• Work required: Retype every entry exactly, character for character.

• Data section:
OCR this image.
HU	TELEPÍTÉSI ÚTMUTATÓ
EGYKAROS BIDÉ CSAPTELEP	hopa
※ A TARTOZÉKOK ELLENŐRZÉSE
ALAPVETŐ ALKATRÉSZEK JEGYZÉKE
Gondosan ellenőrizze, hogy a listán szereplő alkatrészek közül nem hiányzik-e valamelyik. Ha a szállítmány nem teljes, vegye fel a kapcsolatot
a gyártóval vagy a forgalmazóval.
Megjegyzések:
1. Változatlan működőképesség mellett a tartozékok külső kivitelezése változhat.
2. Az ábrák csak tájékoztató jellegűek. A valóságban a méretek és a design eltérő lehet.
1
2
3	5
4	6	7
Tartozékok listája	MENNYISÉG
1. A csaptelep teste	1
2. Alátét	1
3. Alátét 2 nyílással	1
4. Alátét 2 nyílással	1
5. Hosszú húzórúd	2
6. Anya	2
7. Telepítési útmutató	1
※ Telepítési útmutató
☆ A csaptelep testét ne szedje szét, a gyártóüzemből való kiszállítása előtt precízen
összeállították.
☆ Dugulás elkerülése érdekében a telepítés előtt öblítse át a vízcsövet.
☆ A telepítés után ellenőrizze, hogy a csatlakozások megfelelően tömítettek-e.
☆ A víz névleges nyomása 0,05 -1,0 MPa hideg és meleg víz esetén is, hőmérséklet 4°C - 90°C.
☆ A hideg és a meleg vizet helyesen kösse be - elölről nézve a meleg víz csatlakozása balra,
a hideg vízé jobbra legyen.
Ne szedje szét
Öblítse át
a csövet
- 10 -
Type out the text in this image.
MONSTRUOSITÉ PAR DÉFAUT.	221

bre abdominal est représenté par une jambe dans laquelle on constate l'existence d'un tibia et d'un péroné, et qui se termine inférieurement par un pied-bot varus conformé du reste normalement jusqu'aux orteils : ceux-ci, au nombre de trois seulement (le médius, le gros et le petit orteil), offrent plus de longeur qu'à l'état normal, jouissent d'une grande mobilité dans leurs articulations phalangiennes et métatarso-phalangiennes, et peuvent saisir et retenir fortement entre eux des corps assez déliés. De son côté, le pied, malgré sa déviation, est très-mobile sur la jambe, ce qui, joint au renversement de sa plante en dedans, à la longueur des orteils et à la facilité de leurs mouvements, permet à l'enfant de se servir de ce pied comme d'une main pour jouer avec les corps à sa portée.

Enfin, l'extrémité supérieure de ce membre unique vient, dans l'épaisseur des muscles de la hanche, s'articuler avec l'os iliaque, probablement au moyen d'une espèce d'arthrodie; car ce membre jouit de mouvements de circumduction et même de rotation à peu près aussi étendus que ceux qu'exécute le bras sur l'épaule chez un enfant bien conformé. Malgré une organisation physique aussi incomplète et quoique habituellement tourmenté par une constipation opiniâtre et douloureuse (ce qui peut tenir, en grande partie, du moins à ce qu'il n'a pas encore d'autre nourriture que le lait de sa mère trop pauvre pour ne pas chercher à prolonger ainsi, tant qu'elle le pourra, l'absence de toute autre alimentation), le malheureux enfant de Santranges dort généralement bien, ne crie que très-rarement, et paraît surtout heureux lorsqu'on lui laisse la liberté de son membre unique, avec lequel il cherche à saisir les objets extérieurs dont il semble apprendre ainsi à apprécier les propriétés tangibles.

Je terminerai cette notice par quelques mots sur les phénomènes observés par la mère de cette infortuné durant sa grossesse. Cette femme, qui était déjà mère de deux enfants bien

• Answer to the problem:
OCR this image.
HU	TELEPÍTÉSI ÚTMUTATÓ
EGYKAROS BIDÉ CSAPTELEP	hopa
※ A TARTOZÉKOK ELLENŐRZÉSE
ALAPVETŐ ALKATRÉSZEK JEGYZÉKE
Gondosan ellenőrizze, hogy a listán szereplő alkatrészek közül nem hiányzik-e valamelyik. Ha a szállítmány nem teljes, vegye fel a kapcsolatot
a gyártóval vagy a forgalmazóval.
Megjegyzések:
1. Változatlan működőképesség mellett a tartozékok külső kivitelezése változhat.
2. Az ábrák csak tájékoztató jellegűek. A valóságban a méretek és a design eltérő lehet.
1
2
3	5
4	6	7
Tartozékok listája	MENNYISÉG
1. A csaptelep teste	1
2. Alátét	1
3. Alátét 2 nyílással	1
4. Alátét 2 nyílással	1
5. Hosszú húzórúd	2
6. Anya	2
7. Telepítési útmutató	1
※ Telepítési útmutató
☆ A csaptelep testét ne szedje szét, a gyártóüzemből való kiszállítása előtt precízen
összeállították.
☆ Dugulás elkerülése érdekében a telepítés előtt öblítse át a vízcsövet.
☆ A telepítés után ellenőrizze, hogy a csatlakozások megfelelően tömítettek-e.
☆ A víz névleges nyomása 0,05 -1,0 MPa hideg és meleg víz esetén is, hőmérséklet 4°C - 90°C.
☆ A hideg és a meleg vizet helyesen kösse be - elölről nézve a meleg víz csatlakozása balra,
a hideg vízé jobbra legyen.
Ne szedje szét
Öblítse át
a csövet
- 10 -
Type out the text in this image.
MONSTRUOSITÉ PAR DÉFAUT.	221

bre abdominal est représenté par une jambe dans laquelle on constate l'existence d'un tibia et d'un péroné, et qui se termine inférieurement par un pied-bot varus conformé du reste normalement jusqu'aux orteils : ceux-ci, au nombre de trois seulement (le médius, le gros et le petit orteil), offrent plus de longeur qu'à l'état normal, jouissent d'une grande mobilité dans leurs articulations phalangiennes et métatarso-phalangiennes, et peuvent saisir et retenir fortement entre eux des corps assez déliés. De son côté, le pied, malgré sa déviation, est très-mobile sur la jambe, ce qui, joint au renversement de sa plante en dedans, à la longueur des orteils et à la facilité de leurs mouvements, permet à l'enfant de se servir de ce pied comme d'une main pour jouer avec les corps à sa portée.

Enfin, l'extrémité supérieure de ce membre unique vient, dans l'épaisseur des muscles de la hanche, s'articuler avec l'os iliaque, probablement au moyen d'une espèce d'arthrodie; car ce membre jouit de mouvements de circumduction et même de rotation à peu près aussi étendus que ceux qu'exécute le bras sur l'épaule chez un enfant bien conformé. Malgré une organisation physique aussi incomplète et quoique habituellement tourmenté par une constipation opiniâtre et douloureuse (ce qui peut tenir, en grande partie, du moins à ce qu'il n'a pas encore d'autre nourriture que le lait de sa mère trop pauvre pour ne pas chercher à prolonger ainsi, tant qu'elle le pourra, l'absence de toute autre alimentation), le malheureux enfant de Santranges dort généralement bien, ne crie que très-rarement, et paraît surtout heureux lorsqu'on lui laisse la liberté de son membre unique, avec lequel il cherche à saisir les objets extérieurs dont il semble apprendre ainsi à apprécier les propriétés tangibles.

Je terminerai cette notice par quelques mots sur les phénomènes observés par la mère de cette infortuné durant sa grossesse. Cette femme, qui était déjà mère de deux enfants bien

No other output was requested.